* **Exercise details**:
Which lines in the records below contain the word "кода"? Copy each of them.

* **Provided information**:
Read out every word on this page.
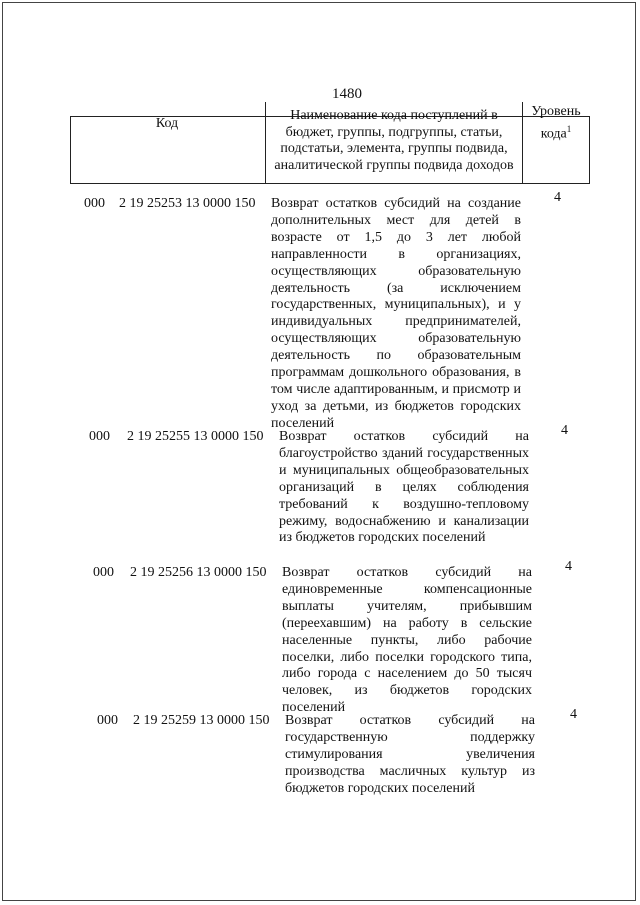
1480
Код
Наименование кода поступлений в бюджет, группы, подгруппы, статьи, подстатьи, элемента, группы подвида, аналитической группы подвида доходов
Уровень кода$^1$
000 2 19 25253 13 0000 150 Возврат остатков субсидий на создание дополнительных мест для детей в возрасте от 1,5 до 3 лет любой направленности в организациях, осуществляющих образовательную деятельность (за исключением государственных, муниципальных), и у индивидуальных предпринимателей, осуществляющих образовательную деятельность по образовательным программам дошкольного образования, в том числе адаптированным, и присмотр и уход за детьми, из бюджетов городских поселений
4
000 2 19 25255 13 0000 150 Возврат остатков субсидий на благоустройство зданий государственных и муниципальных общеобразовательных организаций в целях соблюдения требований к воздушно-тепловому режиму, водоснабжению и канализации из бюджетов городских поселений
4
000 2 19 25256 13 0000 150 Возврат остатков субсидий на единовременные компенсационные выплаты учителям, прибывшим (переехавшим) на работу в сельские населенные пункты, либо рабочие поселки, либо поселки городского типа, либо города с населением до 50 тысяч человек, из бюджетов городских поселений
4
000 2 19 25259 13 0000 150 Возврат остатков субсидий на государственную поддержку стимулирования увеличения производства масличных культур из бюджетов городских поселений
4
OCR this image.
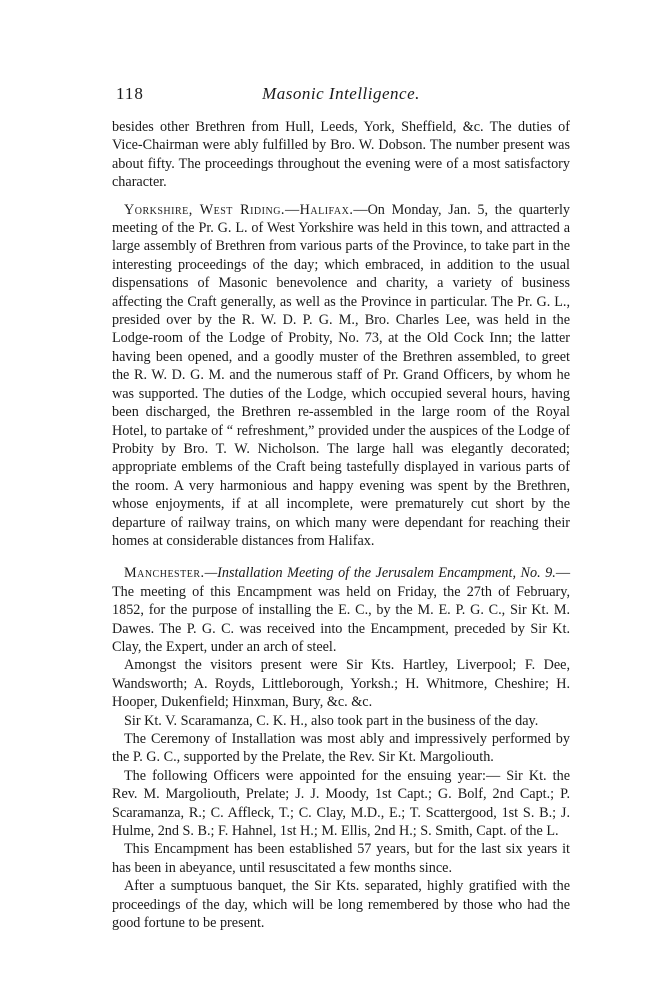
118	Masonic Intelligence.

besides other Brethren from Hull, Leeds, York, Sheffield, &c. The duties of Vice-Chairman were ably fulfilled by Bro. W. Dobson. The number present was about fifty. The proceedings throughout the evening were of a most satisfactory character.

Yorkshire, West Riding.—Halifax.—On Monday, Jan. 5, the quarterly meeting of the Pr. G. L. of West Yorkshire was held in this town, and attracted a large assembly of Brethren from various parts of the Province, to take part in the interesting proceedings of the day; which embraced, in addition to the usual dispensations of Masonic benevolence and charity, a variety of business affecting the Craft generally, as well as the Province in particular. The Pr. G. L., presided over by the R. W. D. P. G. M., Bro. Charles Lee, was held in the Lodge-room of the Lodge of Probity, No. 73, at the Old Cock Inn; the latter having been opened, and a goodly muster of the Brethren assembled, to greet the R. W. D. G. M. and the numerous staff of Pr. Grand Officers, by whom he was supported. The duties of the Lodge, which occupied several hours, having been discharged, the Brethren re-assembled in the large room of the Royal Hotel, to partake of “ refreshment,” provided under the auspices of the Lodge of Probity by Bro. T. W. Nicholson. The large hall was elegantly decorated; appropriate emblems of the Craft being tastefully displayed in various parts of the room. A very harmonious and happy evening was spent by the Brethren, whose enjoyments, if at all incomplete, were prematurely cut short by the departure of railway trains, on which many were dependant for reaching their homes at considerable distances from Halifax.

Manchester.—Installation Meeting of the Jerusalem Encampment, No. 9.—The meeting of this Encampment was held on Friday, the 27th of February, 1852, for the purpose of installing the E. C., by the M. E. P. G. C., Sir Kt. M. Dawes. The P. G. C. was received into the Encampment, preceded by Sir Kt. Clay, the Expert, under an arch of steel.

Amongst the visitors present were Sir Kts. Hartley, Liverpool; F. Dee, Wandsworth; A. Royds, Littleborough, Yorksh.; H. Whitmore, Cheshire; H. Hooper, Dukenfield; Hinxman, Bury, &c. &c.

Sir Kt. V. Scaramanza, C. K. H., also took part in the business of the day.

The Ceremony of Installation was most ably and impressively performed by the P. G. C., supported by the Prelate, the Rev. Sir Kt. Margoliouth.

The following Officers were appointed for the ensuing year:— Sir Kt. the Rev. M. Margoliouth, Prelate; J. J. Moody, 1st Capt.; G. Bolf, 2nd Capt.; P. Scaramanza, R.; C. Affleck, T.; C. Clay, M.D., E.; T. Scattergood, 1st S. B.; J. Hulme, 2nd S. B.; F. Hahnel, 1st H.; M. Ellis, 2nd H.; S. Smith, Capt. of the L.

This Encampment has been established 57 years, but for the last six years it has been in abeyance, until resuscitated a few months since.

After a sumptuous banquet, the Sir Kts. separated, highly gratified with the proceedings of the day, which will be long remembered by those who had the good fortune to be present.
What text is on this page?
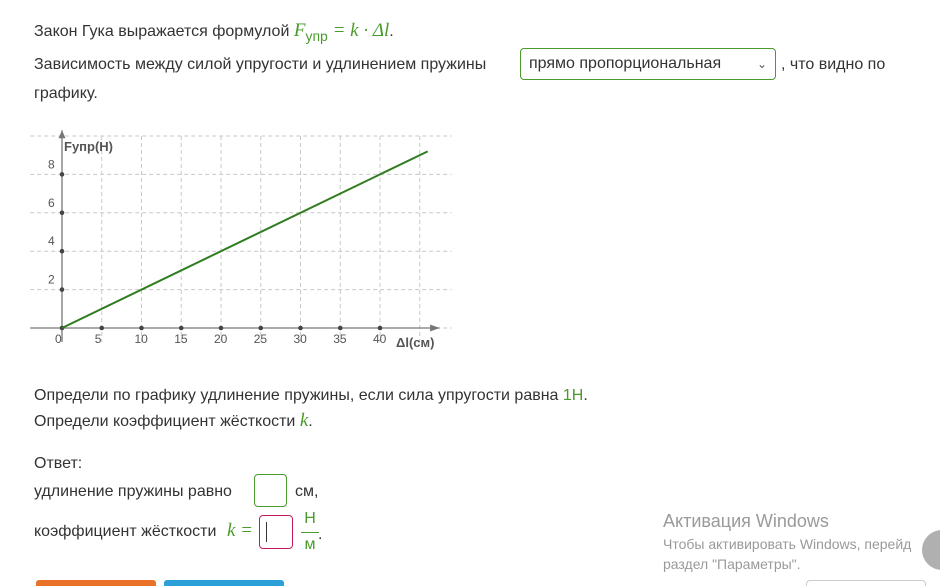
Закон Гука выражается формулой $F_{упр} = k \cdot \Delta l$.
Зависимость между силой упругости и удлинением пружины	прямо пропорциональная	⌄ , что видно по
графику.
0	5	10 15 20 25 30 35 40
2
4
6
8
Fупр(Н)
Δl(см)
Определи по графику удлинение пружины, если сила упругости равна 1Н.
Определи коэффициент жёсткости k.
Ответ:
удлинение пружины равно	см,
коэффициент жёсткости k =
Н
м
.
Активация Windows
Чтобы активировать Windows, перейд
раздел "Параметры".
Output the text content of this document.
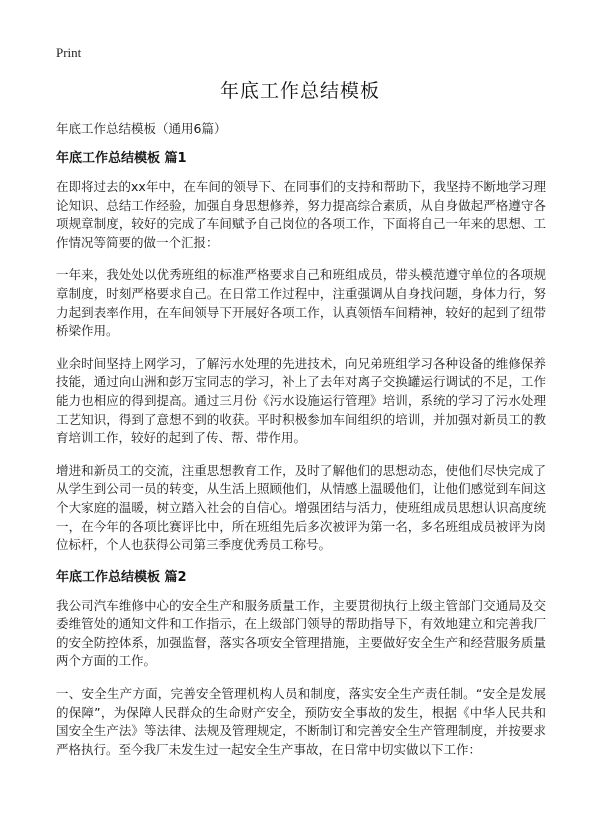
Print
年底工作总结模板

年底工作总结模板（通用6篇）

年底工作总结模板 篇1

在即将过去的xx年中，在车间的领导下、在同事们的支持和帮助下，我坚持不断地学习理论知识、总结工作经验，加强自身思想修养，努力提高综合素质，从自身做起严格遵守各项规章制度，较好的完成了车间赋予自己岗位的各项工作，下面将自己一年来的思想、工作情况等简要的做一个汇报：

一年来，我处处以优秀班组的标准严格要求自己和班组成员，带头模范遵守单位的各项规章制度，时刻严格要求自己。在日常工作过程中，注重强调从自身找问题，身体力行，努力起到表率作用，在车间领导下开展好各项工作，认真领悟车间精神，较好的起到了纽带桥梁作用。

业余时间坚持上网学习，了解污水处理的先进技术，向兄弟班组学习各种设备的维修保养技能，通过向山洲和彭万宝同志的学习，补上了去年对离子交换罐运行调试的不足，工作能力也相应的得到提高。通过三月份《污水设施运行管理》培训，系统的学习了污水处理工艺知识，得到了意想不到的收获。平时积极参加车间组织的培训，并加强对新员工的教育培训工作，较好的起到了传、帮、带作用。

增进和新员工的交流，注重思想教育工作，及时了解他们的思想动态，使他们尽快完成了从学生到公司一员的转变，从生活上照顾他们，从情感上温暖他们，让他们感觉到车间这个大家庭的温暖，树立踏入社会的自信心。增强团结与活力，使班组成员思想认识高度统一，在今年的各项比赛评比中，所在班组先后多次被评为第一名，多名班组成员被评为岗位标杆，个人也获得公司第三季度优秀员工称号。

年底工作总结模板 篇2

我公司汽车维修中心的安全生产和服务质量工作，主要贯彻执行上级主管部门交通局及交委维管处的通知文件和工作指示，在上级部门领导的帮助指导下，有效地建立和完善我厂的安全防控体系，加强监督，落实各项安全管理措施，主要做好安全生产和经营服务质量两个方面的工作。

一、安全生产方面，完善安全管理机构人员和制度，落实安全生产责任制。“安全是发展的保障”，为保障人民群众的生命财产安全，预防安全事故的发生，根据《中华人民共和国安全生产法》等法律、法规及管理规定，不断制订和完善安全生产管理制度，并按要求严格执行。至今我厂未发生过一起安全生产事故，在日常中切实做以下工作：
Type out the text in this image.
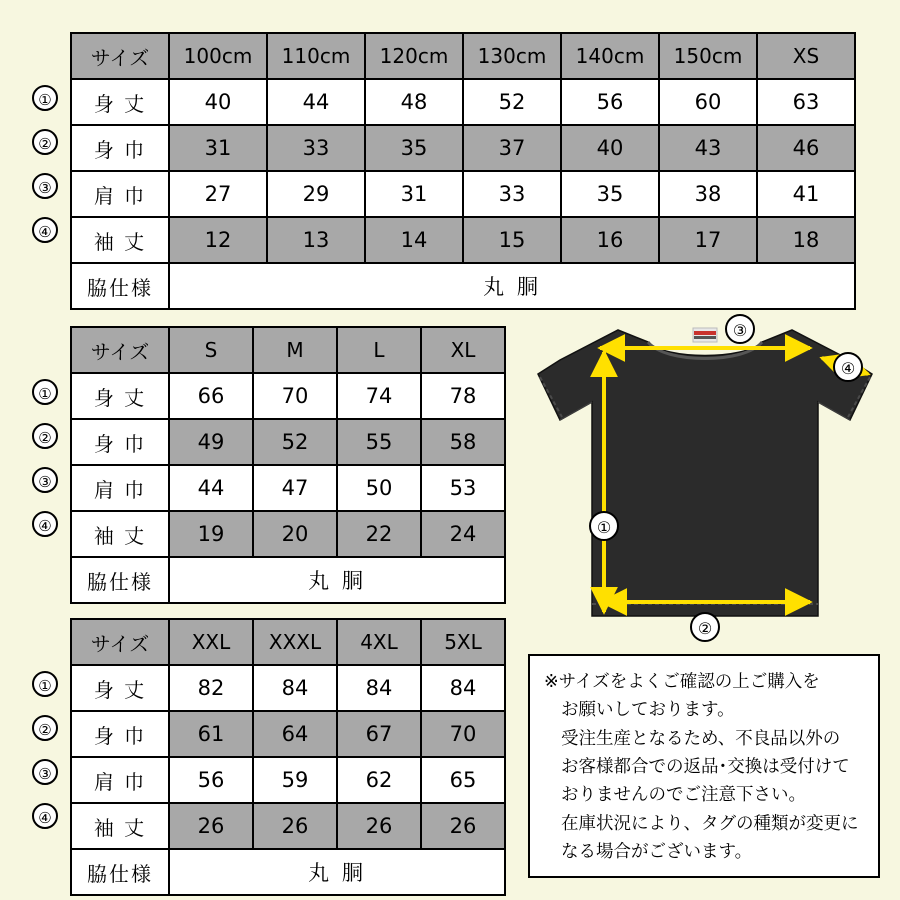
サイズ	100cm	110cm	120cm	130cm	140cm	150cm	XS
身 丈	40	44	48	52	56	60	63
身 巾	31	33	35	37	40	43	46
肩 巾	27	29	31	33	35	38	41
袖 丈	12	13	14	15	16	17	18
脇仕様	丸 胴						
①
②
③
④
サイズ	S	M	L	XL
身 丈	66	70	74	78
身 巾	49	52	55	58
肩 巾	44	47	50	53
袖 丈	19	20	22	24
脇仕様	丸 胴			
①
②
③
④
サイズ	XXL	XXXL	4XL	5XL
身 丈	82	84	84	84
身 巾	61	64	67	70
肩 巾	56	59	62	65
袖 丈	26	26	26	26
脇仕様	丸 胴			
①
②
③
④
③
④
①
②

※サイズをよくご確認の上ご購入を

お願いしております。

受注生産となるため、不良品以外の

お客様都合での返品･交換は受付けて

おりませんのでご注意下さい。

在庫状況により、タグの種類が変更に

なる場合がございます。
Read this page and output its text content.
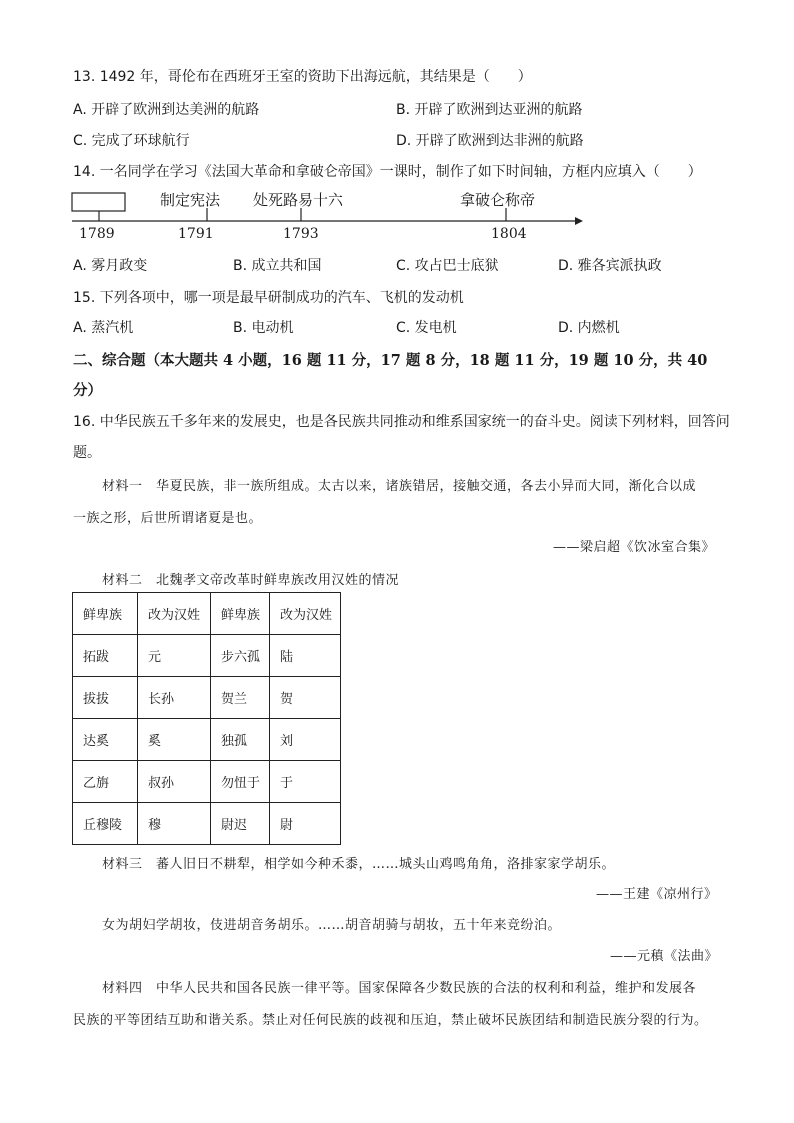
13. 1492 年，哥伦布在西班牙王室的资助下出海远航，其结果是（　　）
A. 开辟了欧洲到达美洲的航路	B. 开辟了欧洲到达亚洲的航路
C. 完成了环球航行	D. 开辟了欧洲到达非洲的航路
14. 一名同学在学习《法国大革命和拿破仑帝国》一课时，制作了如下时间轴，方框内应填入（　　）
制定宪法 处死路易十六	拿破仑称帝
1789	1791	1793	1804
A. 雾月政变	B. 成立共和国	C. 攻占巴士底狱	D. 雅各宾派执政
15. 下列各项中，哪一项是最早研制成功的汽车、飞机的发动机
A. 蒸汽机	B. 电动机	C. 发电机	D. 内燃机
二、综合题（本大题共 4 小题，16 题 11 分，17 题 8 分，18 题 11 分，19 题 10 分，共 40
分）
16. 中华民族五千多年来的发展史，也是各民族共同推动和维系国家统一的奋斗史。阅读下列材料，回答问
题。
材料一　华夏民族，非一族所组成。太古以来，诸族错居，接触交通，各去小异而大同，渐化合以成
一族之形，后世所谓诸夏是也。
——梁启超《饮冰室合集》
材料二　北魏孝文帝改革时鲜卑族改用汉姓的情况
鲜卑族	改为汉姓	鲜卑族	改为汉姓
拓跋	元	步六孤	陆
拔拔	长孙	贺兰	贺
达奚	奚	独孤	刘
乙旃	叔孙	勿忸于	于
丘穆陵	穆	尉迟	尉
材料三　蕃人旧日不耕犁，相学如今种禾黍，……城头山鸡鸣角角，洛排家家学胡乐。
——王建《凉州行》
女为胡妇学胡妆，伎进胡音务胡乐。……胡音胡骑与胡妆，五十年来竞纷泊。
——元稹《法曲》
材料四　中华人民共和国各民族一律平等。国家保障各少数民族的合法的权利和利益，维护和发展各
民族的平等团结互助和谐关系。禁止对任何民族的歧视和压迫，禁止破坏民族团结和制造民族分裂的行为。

* **Solved exercise**:
Наименование кода поступлений в бюджет, группы, подгруппы, статьи, подстатьи, элемента, группы подвида, аналитической группы подвида доходов
Уровень кода$^1$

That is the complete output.